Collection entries
━━━━━━━━━━
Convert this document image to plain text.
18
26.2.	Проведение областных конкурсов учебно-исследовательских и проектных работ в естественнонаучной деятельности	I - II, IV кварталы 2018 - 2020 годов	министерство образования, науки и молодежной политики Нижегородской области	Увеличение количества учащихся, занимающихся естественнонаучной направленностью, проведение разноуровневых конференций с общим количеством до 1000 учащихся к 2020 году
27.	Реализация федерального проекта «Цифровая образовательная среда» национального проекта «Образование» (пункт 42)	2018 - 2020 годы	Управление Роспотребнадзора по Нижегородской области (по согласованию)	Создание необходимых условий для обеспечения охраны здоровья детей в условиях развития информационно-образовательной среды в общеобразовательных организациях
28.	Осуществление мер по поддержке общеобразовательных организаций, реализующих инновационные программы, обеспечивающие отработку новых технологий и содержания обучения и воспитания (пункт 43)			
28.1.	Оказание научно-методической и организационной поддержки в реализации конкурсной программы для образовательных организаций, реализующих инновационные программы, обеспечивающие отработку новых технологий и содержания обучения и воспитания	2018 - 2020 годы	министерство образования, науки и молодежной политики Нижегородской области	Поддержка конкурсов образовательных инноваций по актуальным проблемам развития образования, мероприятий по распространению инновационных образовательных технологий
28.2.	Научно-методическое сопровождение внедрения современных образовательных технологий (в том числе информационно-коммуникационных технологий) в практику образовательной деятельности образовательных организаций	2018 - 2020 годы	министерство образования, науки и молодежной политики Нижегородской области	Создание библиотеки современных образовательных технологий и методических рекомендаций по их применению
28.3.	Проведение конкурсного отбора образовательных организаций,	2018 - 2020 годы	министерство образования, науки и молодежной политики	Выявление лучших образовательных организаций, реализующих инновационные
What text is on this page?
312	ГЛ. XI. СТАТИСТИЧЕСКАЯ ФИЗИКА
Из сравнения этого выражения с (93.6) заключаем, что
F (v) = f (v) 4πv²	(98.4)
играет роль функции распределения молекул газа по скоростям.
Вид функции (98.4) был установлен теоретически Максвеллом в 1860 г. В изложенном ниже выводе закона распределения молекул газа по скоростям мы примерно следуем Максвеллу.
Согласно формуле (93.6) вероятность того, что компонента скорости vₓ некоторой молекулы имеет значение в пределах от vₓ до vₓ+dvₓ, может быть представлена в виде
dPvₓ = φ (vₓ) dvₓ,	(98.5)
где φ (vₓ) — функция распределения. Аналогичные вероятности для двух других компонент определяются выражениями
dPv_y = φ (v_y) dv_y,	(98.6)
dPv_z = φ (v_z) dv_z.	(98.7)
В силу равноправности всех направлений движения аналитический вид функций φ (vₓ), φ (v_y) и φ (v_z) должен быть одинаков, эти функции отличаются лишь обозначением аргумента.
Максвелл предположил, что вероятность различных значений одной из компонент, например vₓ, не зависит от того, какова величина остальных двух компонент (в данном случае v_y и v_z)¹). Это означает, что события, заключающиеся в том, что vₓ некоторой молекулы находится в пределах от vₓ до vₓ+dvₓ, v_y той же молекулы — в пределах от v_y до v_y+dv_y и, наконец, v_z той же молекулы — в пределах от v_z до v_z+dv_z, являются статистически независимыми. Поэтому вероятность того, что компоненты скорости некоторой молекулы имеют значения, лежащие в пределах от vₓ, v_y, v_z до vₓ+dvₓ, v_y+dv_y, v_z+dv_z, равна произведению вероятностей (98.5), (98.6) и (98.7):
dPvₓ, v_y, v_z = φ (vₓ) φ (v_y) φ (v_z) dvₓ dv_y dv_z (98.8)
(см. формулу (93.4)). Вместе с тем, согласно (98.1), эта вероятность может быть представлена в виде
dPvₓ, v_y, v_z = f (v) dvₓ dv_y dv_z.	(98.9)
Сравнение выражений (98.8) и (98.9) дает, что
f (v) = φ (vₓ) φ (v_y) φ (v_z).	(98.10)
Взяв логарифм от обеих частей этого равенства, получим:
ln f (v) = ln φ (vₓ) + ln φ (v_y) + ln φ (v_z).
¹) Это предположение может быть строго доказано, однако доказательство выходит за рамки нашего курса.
━━━━━━━━━━
◆ What the exercise asks: Word for word, write out the data.

◆ Finished task:
Convert this document image to plain text.
18
26.2.	Проведение областных конкурсов учебно-исследовательских и проектных работ в естественнонаучной деятельности	I - II, IV кварталы 2018 - 2020 годов	министерство образования, науки и молодежной политики Нижегородской области	Увеличение количества учащихся, занимающихся естественнонаучной направленностью, проведение разноуровневых конференций с общим количеством до 1000 учащихся к 2020 году
27.	Реализация федерального проекта «Цифровая образовательная среда» национального проекта «Образование» (пункт 42)	2018 - 2020 годы	Управление Роспотребнадзора по Нижегородской области (по согласованию)	Создание необходимых условий для обеспечения охраны здоровья детей в условиях развития информационно-образовательной среды в общеобразовательных организациях
28.	Осуществление мер по поддержке общеобразовательных организаций, реализующих инновационные программы, обеспечивающие отработку новых технологий и содержания обучения и воспитания (пункт 43)			
28.1.	Оказание научно-методической и организационной поддержки в реализации конкурсной программы для образовательных организаций, реализующих инновационные программы, обеспечивающие отработку новых технологий и содержания обучения и воспитания	2018 - 2020 годы	министерство образования, науки и молодежной политики Нижегородской области	Поддержка конкурсов образовательных инноваций по актуальным проблемам развития образования, мероприятий по распространению инновационных образовательных технологий
28.2.	Научно-методическое сопровождение внедрения современных образовательных технологий (в том числе информационно-коммуникационных технологий) в практику образовательной деятельности образовательных организаций	2018 - 2020 годы	министерство образования, науки и молодежной политики Нижегородской области	Создание библиотеки современных образовательных технологий и методических рекомендаций по их применению
28.3.	Проведение конкурсного отбора образовательных организаций,	2018 - 2020 годы	министерство образования, науки и молодежной политики	Выявление лучших образовательных организаций, реализующих инновационные
What text is on this page?
312	ГЛ. XI. СТАТИСТИЧЕСКАЯ ФИЗИКА
Из сравнения этого выражения с (93.6) заключаем, что
F (v) = f (v) 4πv²	(98.4)
играет роль функции распределения молекул газа по скоростям.
Вид функции (98.4) был установлен теоретически Максвеллом в 1860 г. В изложенном ниже выводе закона распределения молекул газа по скоростям мы примерно следуем Максвеллу.
Согласно формуле (93.6) вероятность того, что компонента скорости vₓ некоторой молекулы имеет значение в пределах от vₓ до vₓ+dvₓ, может быть представлена в виде
dPvₓ = φ (vₓ) dvₓ,	(98.5)
где φ (vₓ) — функция распределения. Аналогичные вероятности для двух других компонент определяются выражениями
dPv_y = φ (v_y) dv_y,	(98.6)
dPv_z = φ (v_z) dv_z.	(98.7)
В силу равноправности всех направлений движения аналитический вид функций φ (vₓ), φ (v_y) и φ (v_z) должен быть одинаков, эти функции отличаются лишь обозначением аргумента.
Максвелл предположил, что вероятность различных значений одной из компонент, например vₓ, не зависит от того, какова величина остальных двух компонент (в данном случае v_y и v_z)¹). Это означает, что события, заключающиеся в том, что vₓ некоторой молекулы находится в пределах от vₓ до vₓ+dvₓ, v_y той же молекулы — в пределах от v_y до v_y+dv_y и, наконец, v_z той же молекулы — в пределах от v_z до v_z+dv_z, являются статистически независимыми. Поэтому вероятность того, что компоненты скорости некоторой молекулы имеют значения, лежащие в пределах от vₓ, v_y, v_z до vₓ+dvₓ, v_y+dv_y, v_z+dv_z, равна произведению вероятностей (98.5), (98.6) и (98.7):
dPvₓ, v_y, v_z = φ (vₓ) φ (v_y) φ (v_z) dvₓ dv_y dv_z (98.8)
(см. формулу (93.4)). Вместе с тем, согласно (98.1), эта вероятность может быть представлена в виде
dPvₓ, v_y, v_z = f (v) dvₓ dv_y dv_z.	(98.9)
Сравнение выражений (98.8) и (98.9) дает, что
f (v) = φ (vₓ) φ (v_y) φ (v_z).	(98.10)
Взяв логарифм от обеих частей этого равенства, получим:
ln f (v) = ln φ (vₓ) + ln φ (v_y) + ln φ (v_z).
¹) Это предположение может быть строго доказано, однако доказательство выходит за рамки нашего курса.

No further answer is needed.